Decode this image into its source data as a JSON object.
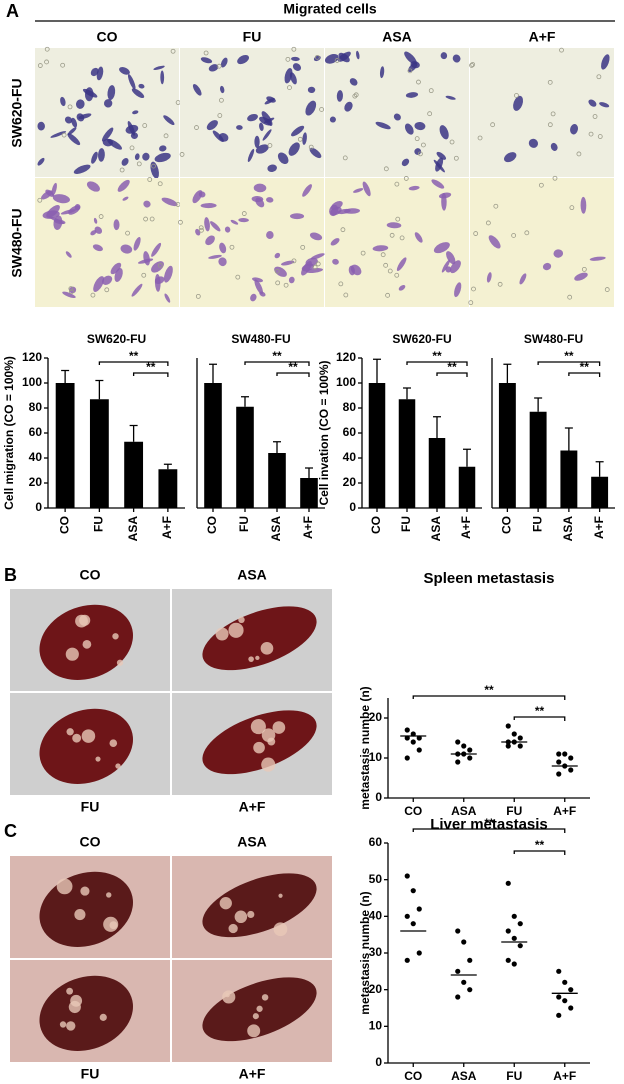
{
  "panel_a": {
    "label": "A",
    "title": "Migrated cells",
    "columns": [
      "CO",
      "FU",
      "ASA",
      "A+F"
    ],
    "rows": [
      "SW620-FU",
      "SW480-FU"
    ]
  },
  "panel_b": {
    "label": "B",
    "photos": [
      "CO",
      "ASA",
      "FU",
      "A+F"
    ]
  },
  "panel_c": {
    "label": "C",
    "photos": [
      "CO",
      "ASA",
      "FU",
      "A+F"
    ]
  },
  "chart_data": [
    {
      "type": "bar",
      "title": "SW620-FU",
      "ylabel": "Cell migration (CO = 100%)",
      "categories": [
        "CO",
        "FU",
        "ASA",
        "A+F"
      ],
      "values": [
        100,
        87,
        53,
        31
      ],
      "errors": [
        10,
        15,
        13,
        4
      ],
      "color": "#000000",
      "ylim": [
        0,
        120
      ],
      "yticks": [
        0,
        20,
        40,
        60,
        80,
        100,
        120
      ],
      "annotations": [
        {
          "label": "**",
          "between": [
            "FU",
            "A+F"
          ]
        },
        {
          "label": "**",
          "between": [
            "ASA",
            "A+F"
          ]
        }
      ]
    },
    {
      "type": "bar",
      "title": "SW480-FU",
      "categories": [
        "CO",
        "FU",
        "ASA",
        "A+F"
      ],
      "values": [
        100,
        81,
        44,
        24
      ],
      "errors": [
        15,
        8,
        9,
        8
      ],
      "color": "#000000",
      "ylim": [
        0,
        120
      ],
      "annotations": [
        {
          "label": "**",
          "between": [
            "FU",
            "A+F"
          ]
        },
        {
          "label": "**",
          "between": [
            "ASA",
            "A+F"
          ]
        }
      ]
    },
    {
      "type": "bar",
      "title": "SW620-FU",
      "ylabel": "Cell invation (CO = 100%)",
      "categories": [
        "CO",
        "FU",
        "ASA",
        "A+F"
      ],
      "values": [
        100,
        87,
        56,
        33
      ],
      "errors": [
        19,
        9,
        17,
        14
      ],
      "color": "#000000",
      "ylim": [
        0,
        120
      ],
      "yticks": [
        0,
        20,
        40,
        60,
        80,
        100,
        120
      ],
      "annotations": [
        {
          "label": "**",
          "between": [
            "FU",
            "A+F"
          ]
        },
        {
          "label": "**",
          "between": [
            "ASA",
            "A+F"
          ]
        }
      ]
    },
    {
      "type": "bar",
      "title": "SW480-FU",
      "categories": [
        "CO",
        "FU",
        "ASA",
        "A+F"
      ],
      "values": [
        100,
        77,
        46,
        25
      ],
      "errors": [
        15,
        11,
        18,
        12
      ],
      "color": "#000000",
      "ylim": [
        0,
        120
      ],
      "annotations": [
        {
          "label": "**",
          "between": [
            "FU",
            "A+F"
          ]
        },
        {
          "label": "**",
          "between": [
            "ASA",
            "A+F"
          ]
        }
      ]
    },
    {
      "type": "dot",
      "title": "Spleen metastasis",
      "ylabel": "metastasis numbe (n)",
      "categories": [
        "CO",
        "ASA",
        "FU",
        "A+F"
      ],
      "points": [
        [
          17,
          16,
          15,
          15,
          14,
          12,
          10
        ],
        [
          14,
          13,
          12,
          11,
          11,
          10,
          9
        ],
        [
          18,
          16,
          15,
          14,
          14,
          13,
          13
        ],
        [
          11,
          11,
          10,
          9,
          8,
          7,
          6
        ]
      ],
      "means": [
        15.5,
        11,
        14,
        8
      ],
      "color": "#000000",
      "ylim": [
        0,
        25
      ],
      "yticks": [
        0,
        10,
        20
      ],
      "annotations": [
        {
          "label": "**",
          "between": [
            "CO",
            "A+F"
          ]
        },
        {
          "label": "**",
          "between": [
            "FU",
            "A+F"
          ]
        }
      ]
    },
    {
      "type": "dot",
      "title": "Liver metastasis",
      "ylabel": "metastasis numbe (n)",
      "categories": [
        "CO",
        "ASA",
        "FU",
        "A+F"
      ],
      "points": [
        [
          51,
          47,
          42,
          40,
          38,
          30,
          28
        ],
        [
          36,
          33,
          28,
          25,
          22,
          20,
          18
        ],
        [
          49,
          40,
          38,
          36,
          34,
          32,
          28,
          27
        ],
        [
          25,
          22,
          20,
          18,
          17,
          15,
          13
        ]
      ],
      "means": [
        36,
        24,
        33,
        19
      ],
      "color": "#000000",
      "ylim": [
        0,
        60
      ],
      "yticks": [
        0,
        10,
        20,
        30,
        40,
        50,
        60
      ],
      "annotations": [
        {
          "label": "**",
          "between": [
            "CO",
            "A+F"
          ]
        },
        {
          "label": "**",
          "between": [
            "FU",
            "A+F"
          ]
        }
      ]
    }
  ]
}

■ Work task ■
The reply should consist of one number: how many lines of the material contain the word "metastasis".

■ Output for this exercise ■
4